### [SET EXERCISE]
Scan the lines below for the string "naloge" and copy every one that has it.

Collected data:
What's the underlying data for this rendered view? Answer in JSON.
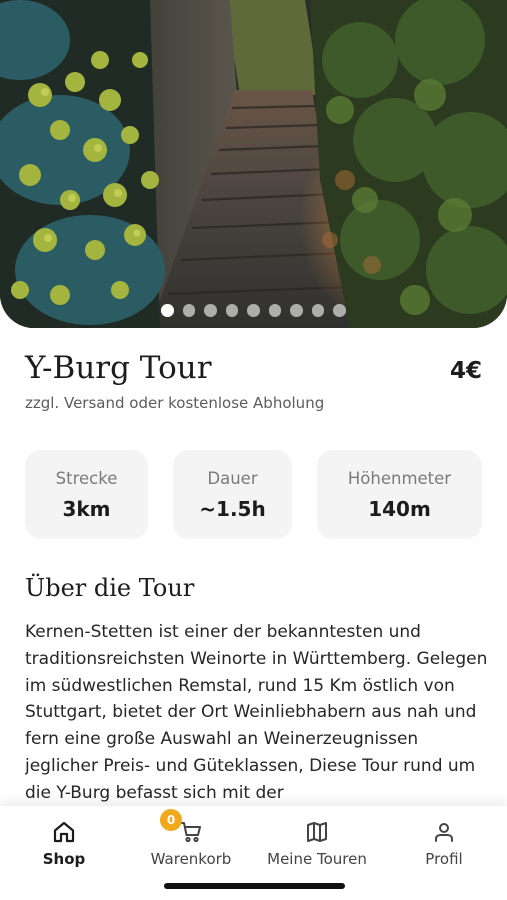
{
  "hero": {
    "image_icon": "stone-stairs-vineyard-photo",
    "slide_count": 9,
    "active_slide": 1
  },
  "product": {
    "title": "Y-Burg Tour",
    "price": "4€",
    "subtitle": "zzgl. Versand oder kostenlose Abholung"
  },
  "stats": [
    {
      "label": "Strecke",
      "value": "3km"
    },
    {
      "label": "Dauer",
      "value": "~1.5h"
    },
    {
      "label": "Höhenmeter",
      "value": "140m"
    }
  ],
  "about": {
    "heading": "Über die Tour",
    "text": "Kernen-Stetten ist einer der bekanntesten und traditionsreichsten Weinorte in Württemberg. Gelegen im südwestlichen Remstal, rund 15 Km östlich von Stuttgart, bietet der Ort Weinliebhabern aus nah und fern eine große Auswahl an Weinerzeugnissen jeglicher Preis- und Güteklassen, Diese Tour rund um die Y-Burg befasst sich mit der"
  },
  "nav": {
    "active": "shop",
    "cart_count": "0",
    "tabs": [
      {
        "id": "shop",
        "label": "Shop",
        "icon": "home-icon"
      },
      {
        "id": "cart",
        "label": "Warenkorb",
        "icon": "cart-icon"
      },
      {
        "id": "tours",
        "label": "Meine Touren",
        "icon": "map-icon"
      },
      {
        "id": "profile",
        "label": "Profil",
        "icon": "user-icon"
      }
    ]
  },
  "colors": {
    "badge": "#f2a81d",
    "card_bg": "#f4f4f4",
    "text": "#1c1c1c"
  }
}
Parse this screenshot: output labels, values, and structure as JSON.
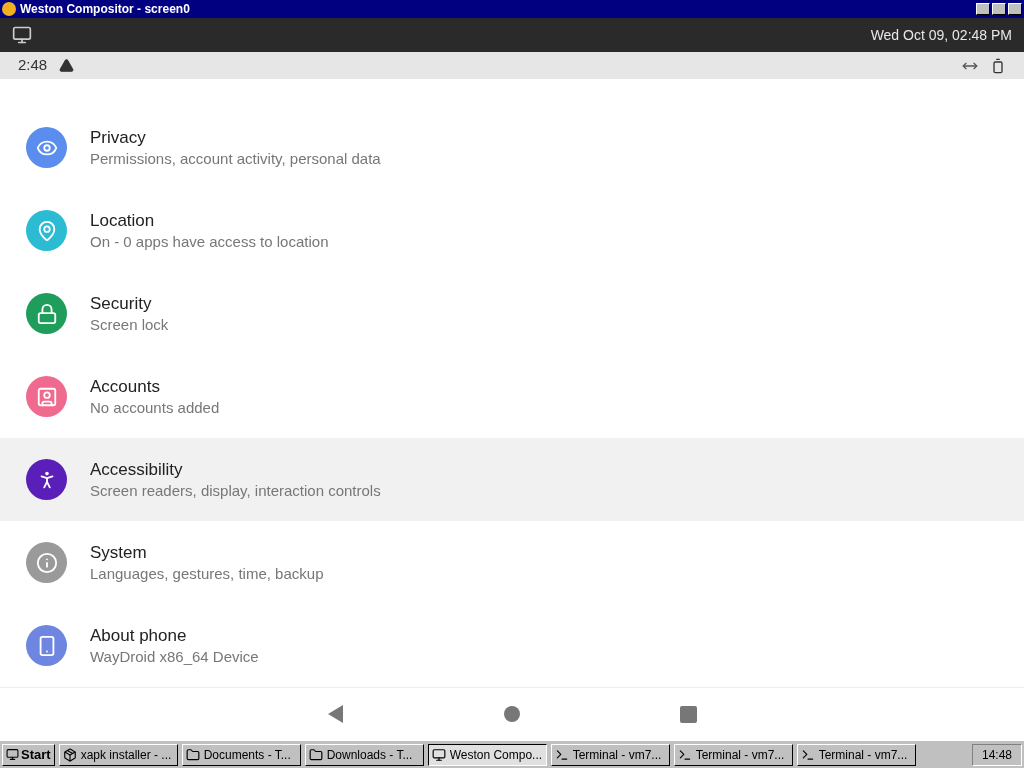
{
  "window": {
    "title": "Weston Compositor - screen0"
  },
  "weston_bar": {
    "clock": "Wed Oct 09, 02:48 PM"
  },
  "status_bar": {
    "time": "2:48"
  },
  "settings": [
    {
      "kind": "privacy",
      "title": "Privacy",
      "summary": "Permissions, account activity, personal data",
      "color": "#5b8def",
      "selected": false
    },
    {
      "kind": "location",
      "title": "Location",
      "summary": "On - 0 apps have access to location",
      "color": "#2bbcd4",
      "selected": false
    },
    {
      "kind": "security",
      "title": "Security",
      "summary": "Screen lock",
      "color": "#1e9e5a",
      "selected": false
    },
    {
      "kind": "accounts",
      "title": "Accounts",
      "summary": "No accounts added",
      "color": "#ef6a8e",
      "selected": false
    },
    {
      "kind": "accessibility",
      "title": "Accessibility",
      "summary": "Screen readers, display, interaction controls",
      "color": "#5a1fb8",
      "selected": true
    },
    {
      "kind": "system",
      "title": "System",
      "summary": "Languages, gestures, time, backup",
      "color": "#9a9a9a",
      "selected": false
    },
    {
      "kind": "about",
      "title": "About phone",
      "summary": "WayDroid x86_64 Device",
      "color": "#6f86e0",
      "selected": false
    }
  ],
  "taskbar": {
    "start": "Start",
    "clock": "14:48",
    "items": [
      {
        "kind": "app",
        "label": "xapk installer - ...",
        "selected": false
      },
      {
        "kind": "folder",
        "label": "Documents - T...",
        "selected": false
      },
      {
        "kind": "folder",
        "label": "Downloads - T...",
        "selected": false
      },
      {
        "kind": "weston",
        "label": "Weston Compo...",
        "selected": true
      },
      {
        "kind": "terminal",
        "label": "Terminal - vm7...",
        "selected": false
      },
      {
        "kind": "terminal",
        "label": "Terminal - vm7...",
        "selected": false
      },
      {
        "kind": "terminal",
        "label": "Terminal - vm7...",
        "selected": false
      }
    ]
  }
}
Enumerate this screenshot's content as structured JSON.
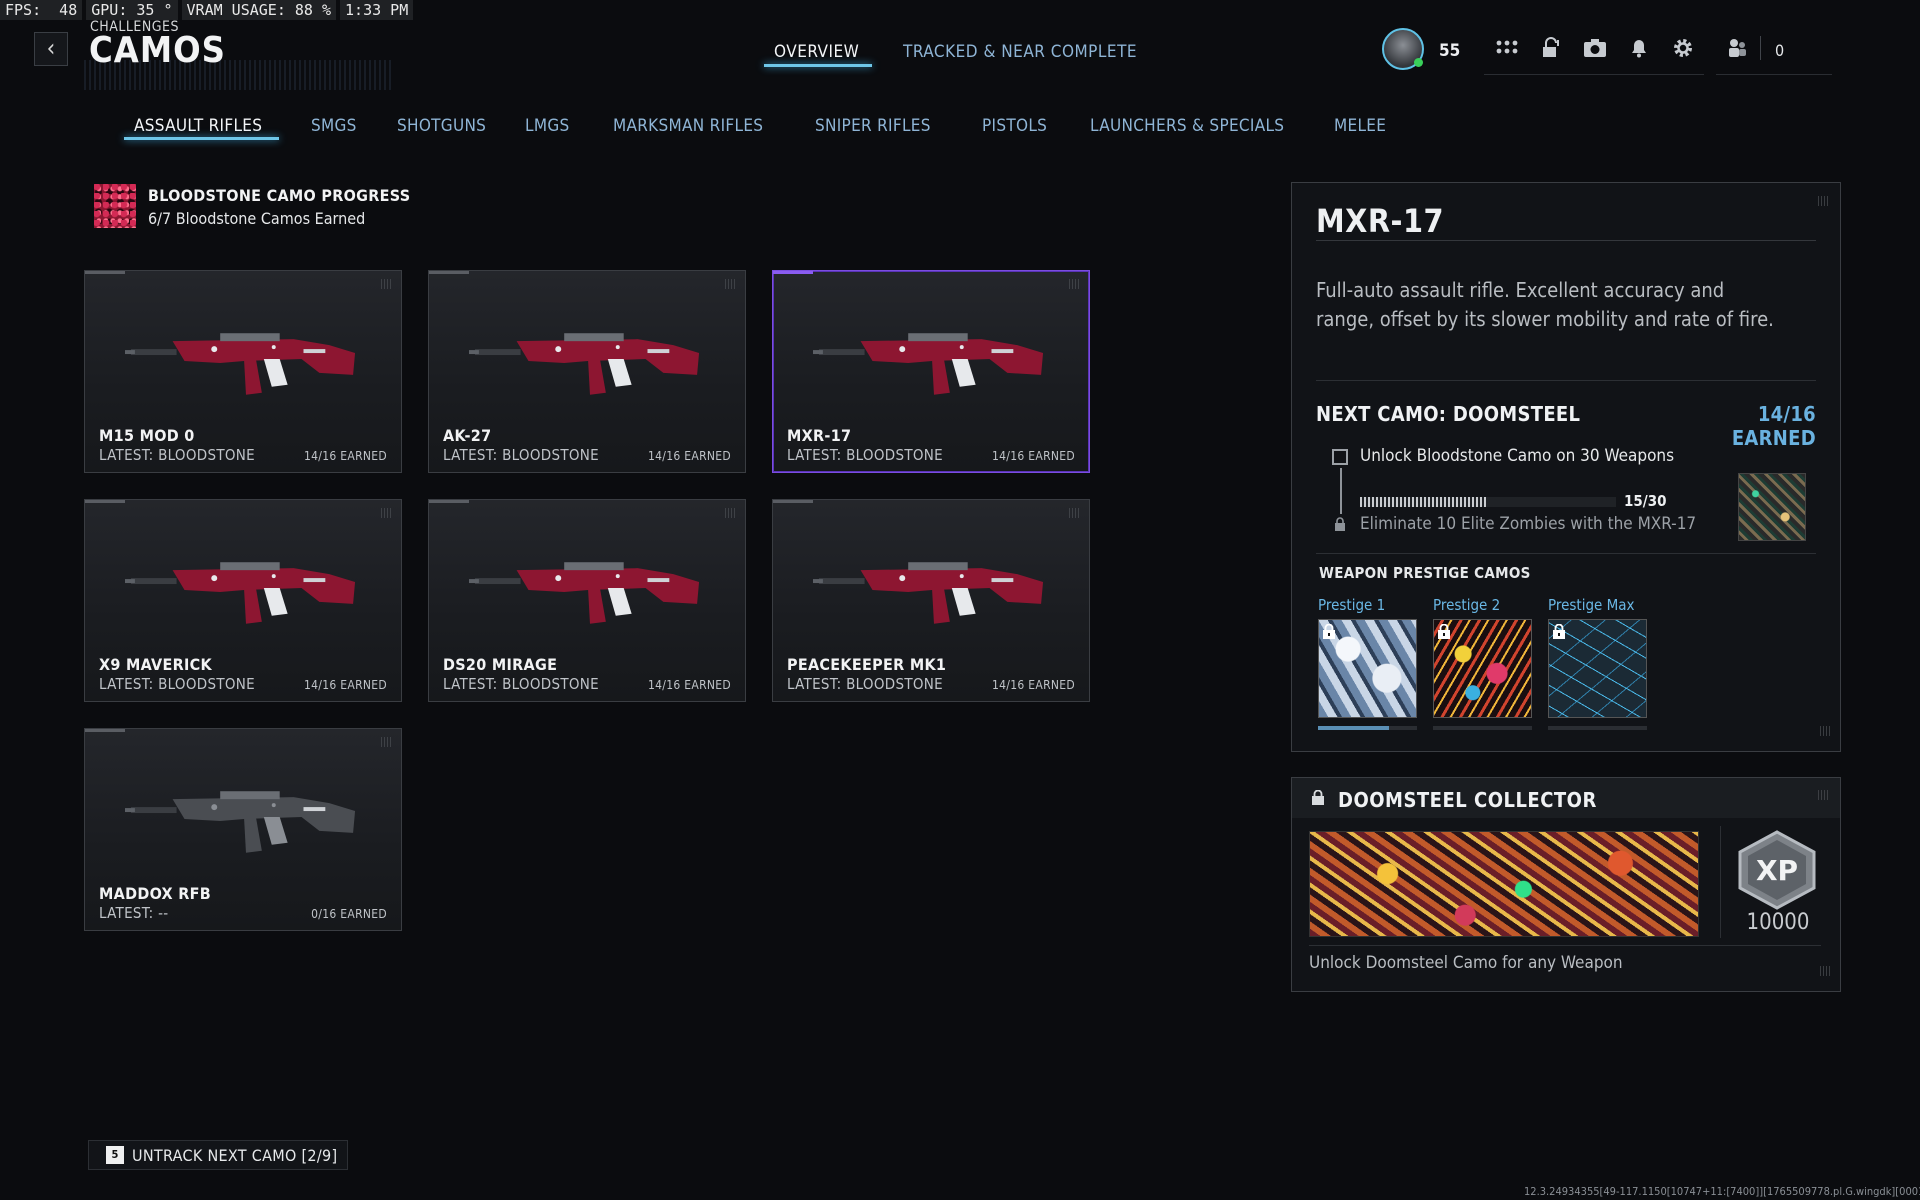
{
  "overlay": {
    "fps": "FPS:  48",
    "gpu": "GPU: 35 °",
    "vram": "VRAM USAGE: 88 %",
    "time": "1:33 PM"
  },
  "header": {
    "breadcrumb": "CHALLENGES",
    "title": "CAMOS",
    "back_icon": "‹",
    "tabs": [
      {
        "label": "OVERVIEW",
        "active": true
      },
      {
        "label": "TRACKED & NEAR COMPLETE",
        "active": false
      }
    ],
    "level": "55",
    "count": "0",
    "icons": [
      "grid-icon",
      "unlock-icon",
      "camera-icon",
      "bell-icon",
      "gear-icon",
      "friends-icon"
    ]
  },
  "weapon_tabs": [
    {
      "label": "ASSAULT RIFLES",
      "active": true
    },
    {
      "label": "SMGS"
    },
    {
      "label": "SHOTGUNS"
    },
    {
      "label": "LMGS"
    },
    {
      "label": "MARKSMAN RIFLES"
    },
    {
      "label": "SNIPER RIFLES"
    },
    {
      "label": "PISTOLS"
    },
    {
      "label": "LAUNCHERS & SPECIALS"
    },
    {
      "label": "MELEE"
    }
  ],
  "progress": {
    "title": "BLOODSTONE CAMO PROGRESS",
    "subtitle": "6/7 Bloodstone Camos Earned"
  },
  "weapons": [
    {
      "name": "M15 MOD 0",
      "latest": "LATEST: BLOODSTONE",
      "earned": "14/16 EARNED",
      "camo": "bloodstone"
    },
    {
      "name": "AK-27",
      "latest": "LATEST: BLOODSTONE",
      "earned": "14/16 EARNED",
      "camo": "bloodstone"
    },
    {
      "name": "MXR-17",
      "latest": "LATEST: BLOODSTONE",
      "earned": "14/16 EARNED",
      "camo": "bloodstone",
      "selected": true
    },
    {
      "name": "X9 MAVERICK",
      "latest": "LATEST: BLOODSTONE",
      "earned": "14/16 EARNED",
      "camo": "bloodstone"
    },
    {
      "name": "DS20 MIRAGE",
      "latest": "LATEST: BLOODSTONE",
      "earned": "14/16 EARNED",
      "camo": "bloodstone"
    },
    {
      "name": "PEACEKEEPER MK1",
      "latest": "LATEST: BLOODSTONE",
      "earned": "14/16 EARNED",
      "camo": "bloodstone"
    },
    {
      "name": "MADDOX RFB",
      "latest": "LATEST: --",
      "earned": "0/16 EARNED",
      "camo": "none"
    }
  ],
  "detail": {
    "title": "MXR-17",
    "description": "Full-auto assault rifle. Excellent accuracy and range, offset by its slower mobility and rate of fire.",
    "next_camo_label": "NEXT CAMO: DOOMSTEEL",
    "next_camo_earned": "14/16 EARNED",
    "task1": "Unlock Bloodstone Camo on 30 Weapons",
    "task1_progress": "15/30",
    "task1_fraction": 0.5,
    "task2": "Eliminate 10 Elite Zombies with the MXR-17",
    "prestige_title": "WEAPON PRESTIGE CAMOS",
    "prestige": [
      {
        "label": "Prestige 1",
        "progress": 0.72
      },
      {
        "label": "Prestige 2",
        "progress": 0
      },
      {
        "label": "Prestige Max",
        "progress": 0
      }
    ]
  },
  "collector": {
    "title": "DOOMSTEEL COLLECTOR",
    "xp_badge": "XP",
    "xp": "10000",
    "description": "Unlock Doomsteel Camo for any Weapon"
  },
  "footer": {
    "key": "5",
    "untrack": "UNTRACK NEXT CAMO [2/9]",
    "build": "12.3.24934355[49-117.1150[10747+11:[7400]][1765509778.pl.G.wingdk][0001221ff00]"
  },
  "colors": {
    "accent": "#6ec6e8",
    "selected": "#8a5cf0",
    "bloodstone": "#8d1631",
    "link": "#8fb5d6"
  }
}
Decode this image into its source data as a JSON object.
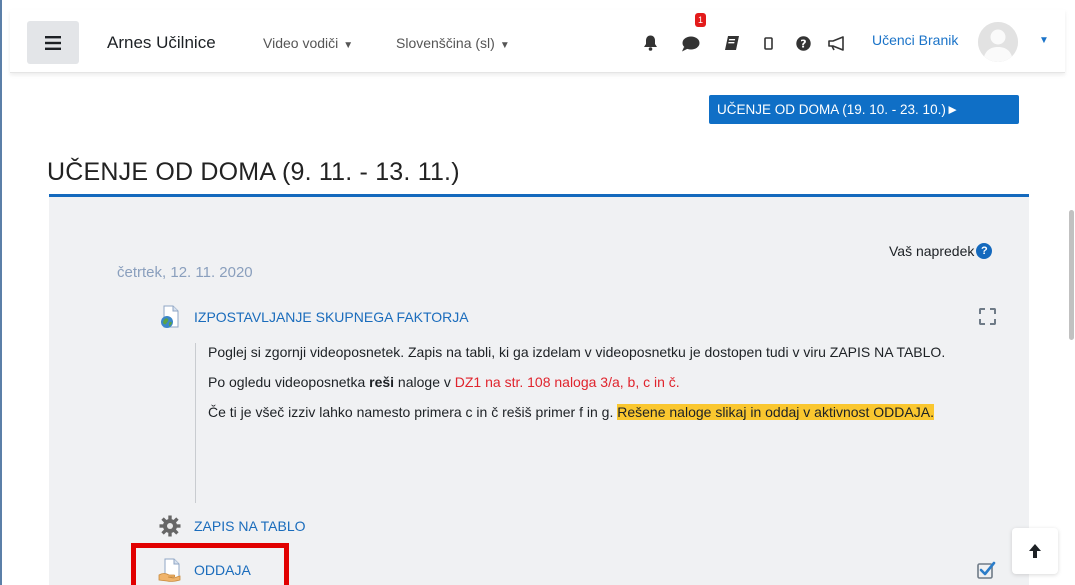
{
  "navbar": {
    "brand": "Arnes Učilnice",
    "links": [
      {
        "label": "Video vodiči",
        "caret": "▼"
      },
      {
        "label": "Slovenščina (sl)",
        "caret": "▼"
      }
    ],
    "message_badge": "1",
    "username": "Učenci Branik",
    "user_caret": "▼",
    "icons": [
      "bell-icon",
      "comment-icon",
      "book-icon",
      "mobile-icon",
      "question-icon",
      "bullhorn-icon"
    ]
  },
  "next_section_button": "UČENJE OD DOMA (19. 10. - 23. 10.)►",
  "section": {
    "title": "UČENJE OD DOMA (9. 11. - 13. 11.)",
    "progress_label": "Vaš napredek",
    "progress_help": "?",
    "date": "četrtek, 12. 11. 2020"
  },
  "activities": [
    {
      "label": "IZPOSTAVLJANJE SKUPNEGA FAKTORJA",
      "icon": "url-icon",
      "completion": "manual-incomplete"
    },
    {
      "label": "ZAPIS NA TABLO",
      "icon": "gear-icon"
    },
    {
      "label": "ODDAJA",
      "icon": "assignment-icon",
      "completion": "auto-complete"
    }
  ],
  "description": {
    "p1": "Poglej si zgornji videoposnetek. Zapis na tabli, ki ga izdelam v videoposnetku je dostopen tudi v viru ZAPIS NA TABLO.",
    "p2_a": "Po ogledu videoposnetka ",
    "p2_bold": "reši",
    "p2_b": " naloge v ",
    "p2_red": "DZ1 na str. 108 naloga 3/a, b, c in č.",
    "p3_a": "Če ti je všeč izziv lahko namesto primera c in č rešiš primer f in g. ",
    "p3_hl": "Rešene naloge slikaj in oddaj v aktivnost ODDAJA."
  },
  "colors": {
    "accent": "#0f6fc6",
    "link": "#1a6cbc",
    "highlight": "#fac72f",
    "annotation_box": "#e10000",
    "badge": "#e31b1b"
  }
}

### [RESPONSE TO THIS TASK]
    "p2_b": " naloge v ",
    "p3_hl": "Rešene naloge slikaj in oddaj v aktivnost ODDAJA."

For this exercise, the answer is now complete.